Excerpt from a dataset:

— begin —

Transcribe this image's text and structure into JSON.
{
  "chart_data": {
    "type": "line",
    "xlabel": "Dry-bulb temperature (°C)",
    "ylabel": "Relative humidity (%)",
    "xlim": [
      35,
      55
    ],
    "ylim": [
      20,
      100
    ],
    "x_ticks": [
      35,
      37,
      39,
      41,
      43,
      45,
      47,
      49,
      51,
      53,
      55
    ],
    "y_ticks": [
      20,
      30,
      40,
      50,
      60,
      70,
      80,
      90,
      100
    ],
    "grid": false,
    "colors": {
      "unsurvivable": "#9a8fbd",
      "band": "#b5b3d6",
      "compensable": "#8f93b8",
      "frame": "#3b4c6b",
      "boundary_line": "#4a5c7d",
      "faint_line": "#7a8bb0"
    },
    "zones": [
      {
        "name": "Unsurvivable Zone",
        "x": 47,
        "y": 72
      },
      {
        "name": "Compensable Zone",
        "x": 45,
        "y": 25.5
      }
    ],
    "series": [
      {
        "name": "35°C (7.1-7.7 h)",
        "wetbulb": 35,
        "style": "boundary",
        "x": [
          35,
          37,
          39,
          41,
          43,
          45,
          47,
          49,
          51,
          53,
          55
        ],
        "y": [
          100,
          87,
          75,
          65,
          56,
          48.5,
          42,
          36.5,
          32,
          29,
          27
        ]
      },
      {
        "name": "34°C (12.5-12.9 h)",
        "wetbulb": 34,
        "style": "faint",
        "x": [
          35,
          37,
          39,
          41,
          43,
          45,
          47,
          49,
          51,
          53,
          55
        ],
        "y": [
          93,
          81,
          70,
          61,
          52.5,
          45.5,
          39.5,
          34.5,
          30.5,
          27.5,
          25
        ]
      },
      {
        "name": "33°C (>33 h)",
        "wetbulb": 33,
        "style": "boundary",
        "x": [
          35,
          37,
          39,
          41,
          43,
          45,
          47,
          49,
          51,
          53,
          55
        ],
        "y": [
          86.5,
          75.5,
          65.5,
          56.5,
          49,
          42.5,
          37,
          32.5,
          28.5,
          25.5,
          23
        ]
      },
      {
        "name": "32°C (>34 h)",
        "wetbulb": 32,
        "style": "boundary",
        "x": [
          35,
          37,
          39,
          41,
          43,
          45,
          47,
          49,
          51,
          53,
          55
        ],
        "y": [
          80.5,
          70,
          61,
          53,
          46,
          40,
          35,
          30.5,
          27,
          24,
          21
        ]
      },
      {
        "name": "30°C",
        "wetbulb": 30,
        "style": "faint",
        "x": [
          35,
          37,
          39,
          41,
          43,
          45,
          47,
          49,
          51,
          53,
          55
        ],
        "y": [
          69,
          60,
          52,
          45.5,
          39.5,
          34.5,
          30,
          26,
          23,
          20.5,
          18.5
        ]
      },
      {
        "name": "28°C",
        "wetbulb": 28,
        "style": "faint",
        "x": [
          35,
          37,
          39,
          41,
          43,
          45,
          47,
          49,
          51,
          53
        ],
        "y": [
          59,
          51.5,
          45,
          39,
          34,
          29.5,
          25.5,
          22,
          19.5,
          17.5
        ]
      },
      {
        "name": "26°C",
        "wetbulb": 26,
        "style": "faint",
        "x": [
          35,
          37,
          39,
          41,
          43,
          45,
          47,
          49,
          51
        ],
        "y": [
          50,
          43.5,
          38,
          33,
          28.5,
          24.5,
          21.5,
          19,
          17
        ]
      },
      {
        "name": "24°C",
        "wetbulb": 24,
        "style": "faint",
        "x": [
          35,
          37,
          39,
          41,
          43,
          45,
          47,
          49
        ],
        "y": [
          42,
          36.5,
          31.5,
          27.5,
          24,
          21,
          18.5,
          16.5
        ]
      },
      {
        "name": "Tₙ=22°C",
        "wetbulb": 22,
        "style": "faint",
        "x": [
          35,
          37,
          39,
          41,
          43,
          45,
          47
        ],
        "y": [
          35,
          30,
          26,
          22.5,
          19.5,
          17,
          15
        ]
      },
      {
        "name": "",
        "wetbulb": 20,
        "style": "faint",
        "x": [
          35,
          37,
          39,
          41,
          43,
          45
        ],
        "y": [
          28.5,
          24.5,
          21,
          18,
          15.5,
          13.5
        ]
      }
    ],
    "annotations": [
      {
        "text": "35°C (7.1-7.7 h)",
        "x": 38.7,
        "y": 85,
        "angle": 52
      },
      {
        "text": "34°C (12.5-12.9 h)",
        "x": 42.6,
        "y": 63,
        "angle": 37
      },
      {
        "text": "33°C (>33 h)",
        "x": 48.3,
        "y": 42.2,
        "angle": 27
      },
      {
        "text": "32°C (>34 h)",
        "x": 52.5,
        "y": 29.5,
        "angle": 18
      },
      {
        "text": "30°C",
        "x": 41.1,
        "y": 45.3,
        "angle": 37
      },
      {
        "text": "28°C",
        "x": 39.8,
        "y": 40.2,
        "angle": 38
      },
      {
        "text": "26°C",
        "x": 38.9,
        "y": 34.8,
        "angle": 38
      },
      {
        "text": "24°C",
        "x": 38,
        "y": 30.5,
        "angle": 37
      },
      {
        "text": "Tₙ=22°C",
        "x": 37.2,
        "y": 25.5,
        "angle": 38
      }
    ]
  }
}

— end —

Stated task
Every record should be given again exactly.

Reply to the task
Transcribe this image's text and structure into JSON.
{
  "chart_data": {
    "type": "line",
    "xlabel": "Dry-bulb temperature (°C)",
    "ylabel": "Relative humidity (%)",
    "xlim": [
      35,
      55
    ],
    "ylim": [
      20,
      100
    ],
    "x_ticks": [
      35,
      37,
      39,
      41,
      43,
      45,
      47,
      49,
      51,
      53,
      55
    ],
    "y_ticks": [
      20,
      30,
      40,
      50,
      60,
      70,
      80,
      90,
      100
    ],
    "grid": false,
    "colors": {
      "unsurvivable": "#9a8fbd",
      "band": "#b5b3d6",
      "compensable": "#8f93b8",
      "frame": "#3b4c6b",
      "boundary_line": "#4a5c7d",
      "faint_line": "#7a8bb0"
    },
    "zones": [
      {
        "name": "Unsurvivable Zone",
        "x": 47,
        "y": 72
      },
      {
        "name": "Compensable Zone",
        "x": 45,
        "y": 25.5
      }
    ],
    "series": [
      {
        "name": "35°C (7.1-7.7 h)",
        "wetbulb": 35,
        "style": "boundary",
        "x": [
          35,
          37,
          39,
          41,
          43,
          45,
          47,
          49,
          51,
          53,
          55
        ],
        "y": [
          100,
          87,
          75,
          65,
          56,
          48.5,
          42,
          36.5,
          32,
          29,
          27
        ]
      },
      {
        "name": "34°C (12.5-12.9 h)",
        "wetbulb": 34,
        "style": "faint",
        "x": [
          35,
          37,
          39,
          41,
          43,
          45,
          47,
          49,
          51,
          53,
          55
        ],
        "y": [
          93,
          81,
          70,
          61,
          52.5,
          45.5,
          39.5,
          34.5,
          30.5,
          27.5,
          25
        ]
      },
      {
        "name": "33°C (>33 h)",
        "wetbulb": 33,
        "style": "boundary",
        "x": [
          35,
          37,
          39,
          41,
          43,
          45,
          47,
          49,
          51,
          53,
          55
        ],
        "y": [
          86.5,
          75.5,
          65.5,
          56.5,
          49,
          42.5,
          37,
          32.5,
          28.5,
          25.5,
          23
        ]
      },
      {
        "name": "32°C (>34 h)",
        "wetbulb": 32,
        "style": "boundary",
        "x": [
          35,
          37,
          39,
          41,
          43,
          45,
          47,
          49,
          51,
          53,
          55
        ],
        "y": [
          80.5,
          70,
          61,
          53,
          46,
          40,
          35,
          30.5,
          27,
          24,
          21
        ]
      },
      {
        "name": "30°C",
        "wetbulb": 30,
        "style": "faint",
        "x": [
          35,
          37,
          39,
          41,
          43,
          45,
          47,
          49,
          51,
          53,
          55
        ],
        "y": [
          69,
          60,
          52,
          45.5,
          39.5,
          34.5,
          30,
          26,
          23,
          20.5,
          18.5
        ]
      },
      {
        "name": "28°C",
        "wetbulb": 28,
        "style": "faint",
        "x": [
          35,
          37,
          39,
          41,
          43,
          45,
          47,
          49,
          51,
          53
        ],
        "y": [
          59,
          51.5,
          45,
          39,
          34,
          29.5,
          25.5,
          22,
          19.5,
          17.5
        ]
      },
      {
        "name": "26°C",
        "wetbulb": 26,
        "style": "faint",
        "x": [
          35,
          37,
          39,
          41,
          43,
          45,
          47,
          49,
          51
        ],
        "y": [
          50,
          43.5,
          38,
          33,
          28.5,
          24.5,
          21.5,
          19,
          17
        ]
      },
      {
        "name": "24°C",
        "wetbulb": 24,
        "style": "faint",
        "x": [
          35,
          37,
          39,
          41,
          43,
          45,
          47,
          49
        ],
        "y": [
          42,
          36.5,
          31.5,
          27.5,
          24,
          21,
          18.5,
          16.5
        ]
      },
      {
        "name": "Tₙ=22°C",
        "wetbulb": 22,
        "style": "faint",
        "x": [
          35,
          37,
          39,
          41,
          43,
          45,
          47
        ],
        "y": [
          35,
          30,
          26,
          22.5,
          19.5,
          17,
          15
        ]
      },
      {
        "name": "",
        "wetbulb": 20,
        "style": "faint",
        "x": [
          35,
          37,
          39,
          41,
          43,
          45
        ],
        "y": [
          28.5,
          24.5,
          21,
          18,
          15.5,
          13.5
        ]
      }
    ],
    "annotations": [
      {
        "text": "35°C (7.1-7.7 h)",
        "x": 38.7,
        "y": 85,
        "angle": 52
      },
      {
        "text": "34°C (12.5-12.9 h)",
        "x": 42.6,
        "y": 63,
        "angle": 37
      },
      {
        "text": "33°C (>33 h)",
        "x": 48.3,
        "y": 42.2,
        "angle": 27
      },
      {
        "text": "32°C (>34 h)",
        "x": 52.5,
        "y": 29.5,
        "angle": 18
      },
      {
        "text": "30°C",
        "x": 41.1,
        "y": 45.3,
        "angle": 37
      },
      {
        "text": "28°C",
        "x": 39.8,
        "y": 40.2,
        "angle": 38
      },
      {
        "text": "26°C",
        "x": 38.9,
        "y": 34.8,
        "angle": 38
      },
      {
        "text": "24°C",
        "x": 38,
        "y": 30.5,
        "angle": 37
      },
      {
        "text": "Tₙ=22°C",
        "x": 37.2,
        "y": 25.5,
        "angle": 38
      }
    ]
  }
}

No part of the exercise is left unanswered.